Recorded data:
——

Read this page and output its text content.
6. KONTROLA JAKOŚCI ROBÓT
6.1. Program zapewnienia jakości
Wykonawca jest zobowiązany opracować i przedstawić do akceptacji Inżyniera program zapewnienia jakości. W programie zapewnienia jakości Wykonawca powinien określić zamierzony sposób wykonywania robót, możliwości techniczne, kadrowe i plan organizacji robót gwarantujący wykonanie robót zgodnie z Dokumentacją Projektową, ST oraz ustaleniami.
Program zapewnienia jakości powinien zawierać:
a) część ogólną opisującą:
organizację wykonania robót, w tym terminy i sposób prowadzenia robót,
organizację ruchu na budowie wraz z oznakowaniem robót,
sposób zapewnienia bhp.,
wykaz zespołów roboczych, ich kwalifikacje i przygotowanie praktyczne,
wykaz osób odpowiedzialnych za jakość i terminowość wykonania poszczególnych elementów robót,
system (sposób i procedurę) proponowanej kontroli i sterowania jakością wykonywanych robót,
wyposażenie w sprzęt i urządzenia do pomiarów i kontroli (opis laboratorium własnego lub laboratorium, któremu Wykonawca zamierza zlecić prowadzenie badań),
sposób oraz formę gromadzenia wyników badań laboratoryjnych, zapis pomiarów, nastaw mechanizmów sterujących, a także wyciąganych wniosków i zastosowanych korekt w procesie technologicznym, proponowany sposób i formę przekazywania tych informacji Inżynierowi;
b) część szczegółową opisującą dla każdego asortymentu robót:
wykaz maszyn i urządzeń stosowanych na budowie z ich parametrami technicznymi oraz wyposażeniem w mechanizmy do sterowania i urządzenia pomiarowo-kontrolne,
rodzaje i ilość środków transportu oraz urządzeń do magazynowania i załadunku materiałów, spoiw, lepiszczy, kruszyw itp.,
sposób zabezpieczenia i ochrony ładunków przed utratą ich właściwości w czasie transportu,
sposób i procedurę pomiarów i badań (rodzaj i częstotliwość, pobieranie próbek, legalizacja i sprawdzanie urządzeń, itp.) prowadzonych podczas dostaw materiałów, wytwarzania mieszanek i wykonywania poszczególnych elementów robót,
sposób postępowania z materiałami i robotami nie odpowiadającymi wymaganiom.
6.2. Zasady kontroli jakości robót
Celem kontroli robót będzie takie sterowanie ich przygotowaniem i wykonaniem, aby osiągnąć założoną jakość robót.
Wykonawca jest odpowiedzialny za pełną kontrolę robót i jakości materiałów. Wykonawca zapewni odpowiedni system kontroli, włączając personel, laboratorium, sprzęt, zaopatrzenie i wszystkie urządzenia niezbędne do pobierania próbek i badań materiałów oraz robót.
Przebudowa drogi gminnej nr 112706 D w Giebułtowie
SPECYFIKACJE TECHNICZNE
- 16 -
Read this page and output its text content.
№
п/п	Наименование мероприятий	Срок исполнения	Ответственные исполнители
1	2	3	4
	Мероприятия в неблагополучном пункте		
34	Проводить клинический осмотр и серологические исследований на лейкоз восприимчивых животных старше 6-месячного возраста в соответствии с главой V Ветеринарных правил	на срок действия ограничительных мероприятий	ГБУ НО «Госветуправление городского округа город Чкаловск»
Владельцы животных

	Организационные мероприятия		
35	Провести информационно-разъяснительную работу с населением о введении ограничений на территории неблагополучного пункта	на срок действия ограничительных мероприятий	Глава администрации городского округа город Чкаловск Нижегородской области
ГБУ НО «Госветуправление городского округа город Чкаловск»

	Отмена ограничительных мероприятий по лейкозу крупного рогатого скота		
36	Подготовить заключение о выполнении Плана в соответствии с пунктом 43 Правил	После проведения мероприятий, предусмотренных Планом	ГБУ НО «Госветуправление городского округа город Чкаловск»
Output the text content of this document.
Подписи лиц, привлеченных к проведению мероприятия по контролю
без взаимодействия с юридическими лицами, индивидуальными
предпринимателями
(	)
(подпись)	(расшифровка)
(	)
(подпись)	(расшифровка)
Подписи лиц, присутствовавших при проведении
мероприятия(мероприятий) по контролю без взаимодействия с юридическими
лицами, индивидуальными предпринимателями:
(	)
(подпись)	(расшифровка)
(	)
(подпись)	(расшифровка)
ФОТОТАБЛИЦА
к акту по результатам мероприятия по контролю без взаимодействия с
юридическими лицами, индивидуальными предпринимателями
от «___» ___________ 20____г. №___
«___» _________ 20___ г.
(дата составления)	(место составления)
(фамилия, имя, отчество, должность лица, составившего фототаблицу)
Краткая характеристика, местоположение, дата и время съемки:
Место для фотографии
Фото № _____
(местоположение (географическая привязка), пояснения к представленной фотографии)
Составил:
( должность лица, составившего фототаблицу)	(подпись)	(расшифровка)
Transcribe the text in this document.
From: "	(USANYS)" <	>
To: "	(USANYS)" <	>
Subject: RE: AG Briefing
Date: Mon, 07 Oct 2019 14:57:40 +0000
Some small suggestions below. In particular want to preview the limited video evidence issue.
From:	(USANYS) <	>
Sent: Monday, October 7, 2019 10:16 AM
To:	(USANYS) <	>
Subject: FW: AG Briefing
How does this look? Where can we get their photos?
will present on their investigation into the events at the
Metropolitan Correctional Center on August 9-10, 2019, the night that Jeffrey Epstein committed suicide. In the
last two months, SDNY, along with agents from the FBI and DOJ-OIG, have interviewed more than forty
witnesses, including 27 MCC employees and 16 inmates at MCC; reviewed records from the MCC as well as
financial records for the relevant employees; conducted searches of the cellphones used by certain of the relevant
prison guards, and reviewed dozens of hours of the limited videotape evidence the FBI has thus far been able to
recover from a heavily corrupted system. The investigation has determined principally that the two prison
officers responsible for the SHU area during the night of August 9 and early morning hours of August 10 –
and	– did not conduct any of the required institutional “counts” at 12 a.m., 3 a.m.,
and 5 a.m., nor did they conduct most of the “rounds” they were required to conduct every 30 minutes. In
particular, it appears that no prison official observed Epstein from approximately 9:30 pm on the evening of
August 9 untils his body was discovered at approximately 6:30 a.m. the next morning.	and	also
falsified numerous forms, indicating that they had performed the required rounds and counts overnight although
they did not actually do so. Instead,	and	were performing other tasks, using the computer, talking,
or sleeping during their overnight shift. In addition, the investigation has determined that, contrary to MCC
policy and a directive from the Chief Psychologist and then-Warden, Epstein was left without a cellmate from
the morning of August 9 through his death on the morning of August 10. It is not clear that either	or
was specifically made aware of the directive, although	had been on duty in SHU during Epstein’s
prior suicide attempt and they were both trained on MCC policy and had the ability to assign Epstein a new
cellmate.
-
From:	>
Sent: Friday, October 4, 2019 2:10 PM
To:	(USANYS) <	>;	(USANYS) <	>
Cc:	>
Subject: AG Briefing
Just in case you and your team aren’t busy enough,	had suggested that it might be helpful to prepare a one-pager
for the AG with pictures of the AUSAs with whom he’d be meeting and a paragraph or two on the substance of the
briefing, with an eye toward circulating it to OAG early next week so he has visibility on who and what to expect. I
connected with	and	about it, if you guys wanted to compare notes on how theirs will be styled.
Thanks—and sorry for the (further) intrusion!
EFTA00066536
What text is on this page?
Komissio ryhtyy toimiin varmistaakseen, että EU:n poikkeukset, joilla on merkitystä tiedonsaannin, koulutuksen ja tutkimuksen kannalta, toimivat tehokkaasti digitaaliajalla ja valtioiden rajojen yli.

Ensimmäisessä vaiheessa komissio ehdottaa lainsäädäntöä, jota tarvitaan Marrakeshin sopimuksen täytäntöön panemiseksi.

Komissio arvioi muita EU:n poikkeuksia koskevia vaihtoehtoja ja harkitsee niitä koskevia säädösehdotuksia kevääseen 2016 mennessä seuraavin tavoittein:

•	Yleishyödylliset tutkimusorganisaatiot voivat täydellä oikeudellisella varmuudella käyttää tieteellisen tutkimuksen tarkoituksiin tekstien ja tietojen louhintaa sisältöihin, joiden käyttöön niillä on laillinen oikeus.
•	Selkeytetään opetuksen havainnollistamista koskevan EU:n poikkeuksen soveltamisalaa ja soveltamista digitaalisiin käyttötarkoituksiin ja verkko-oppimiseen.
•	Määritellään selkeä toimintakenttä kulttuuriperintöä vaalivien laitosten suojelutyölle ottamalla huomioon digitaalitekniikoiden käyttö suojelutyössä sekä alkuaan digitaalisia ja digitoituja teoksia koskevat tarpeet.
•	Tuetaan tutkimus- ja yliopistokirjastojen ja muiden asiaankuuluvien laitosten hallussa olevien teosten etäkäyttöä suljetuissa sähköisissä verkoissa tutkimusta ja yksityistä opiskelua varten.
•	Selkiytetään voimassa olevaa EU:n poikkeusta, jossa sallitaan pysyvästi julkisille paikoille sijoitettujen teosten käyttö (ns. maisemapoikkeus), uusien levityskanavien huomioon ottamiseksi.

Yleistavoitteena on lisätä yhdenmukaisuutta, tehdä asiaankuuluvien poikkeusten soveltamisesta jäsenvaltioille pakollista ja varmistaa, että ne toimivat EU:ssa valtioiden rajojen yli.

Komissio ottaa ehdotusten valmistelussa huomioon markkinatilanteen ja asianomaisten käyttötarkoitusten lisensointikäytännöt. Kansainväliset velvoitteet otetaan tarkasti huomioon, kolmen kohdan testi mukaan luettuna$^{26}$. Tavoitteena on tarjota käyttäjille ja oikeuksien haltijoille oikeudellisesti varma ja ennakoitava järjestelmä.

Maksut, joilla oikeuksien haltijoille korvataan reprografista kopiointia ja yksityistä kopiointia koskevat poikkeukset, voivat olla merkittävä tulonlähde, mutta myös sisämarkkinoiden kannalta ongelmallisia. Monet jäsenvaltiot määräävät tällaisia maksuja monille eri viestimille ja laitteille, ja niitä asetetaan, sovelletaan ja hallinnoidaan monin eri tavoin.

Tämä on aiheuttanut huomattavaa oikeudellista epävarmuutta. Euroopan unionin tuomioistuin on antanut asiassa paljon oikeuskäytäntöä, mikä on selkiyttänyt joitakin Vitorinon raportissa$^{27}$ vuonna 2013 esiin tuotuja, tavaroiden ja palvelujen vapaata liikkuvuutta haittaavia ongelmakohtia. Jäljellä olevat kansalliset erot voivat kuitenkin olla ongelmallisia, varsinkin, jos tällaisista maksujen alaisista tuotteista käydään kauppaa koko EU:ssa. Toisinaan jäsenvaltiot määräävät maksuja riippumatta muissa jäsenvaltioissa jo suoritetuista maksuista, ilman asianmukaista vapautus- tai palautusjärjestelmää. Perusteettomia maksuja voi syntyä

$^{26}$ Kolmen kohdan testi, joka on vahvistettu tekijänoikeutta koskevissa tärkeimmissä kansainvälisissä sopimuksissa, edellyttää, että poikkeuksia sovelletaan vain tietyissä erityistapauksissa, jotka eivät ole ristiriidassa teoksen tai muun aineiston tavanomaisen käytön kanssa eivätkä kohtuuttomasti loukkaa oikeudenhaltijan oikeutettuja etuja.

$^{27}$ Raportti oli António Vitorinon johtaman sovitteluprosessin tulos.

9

——

# [WORK TO BE COMPLETED]
Find every line in the records above that contains the word "directive", and copy each one.

# [RESULT OF THE EXERCISE]
policy and a directive from the Chief Psychologist and then-Warden, Epstein was left without a cellmate from
was specifically made aware of the directive, although	had been on duty in SHU during Epstein’s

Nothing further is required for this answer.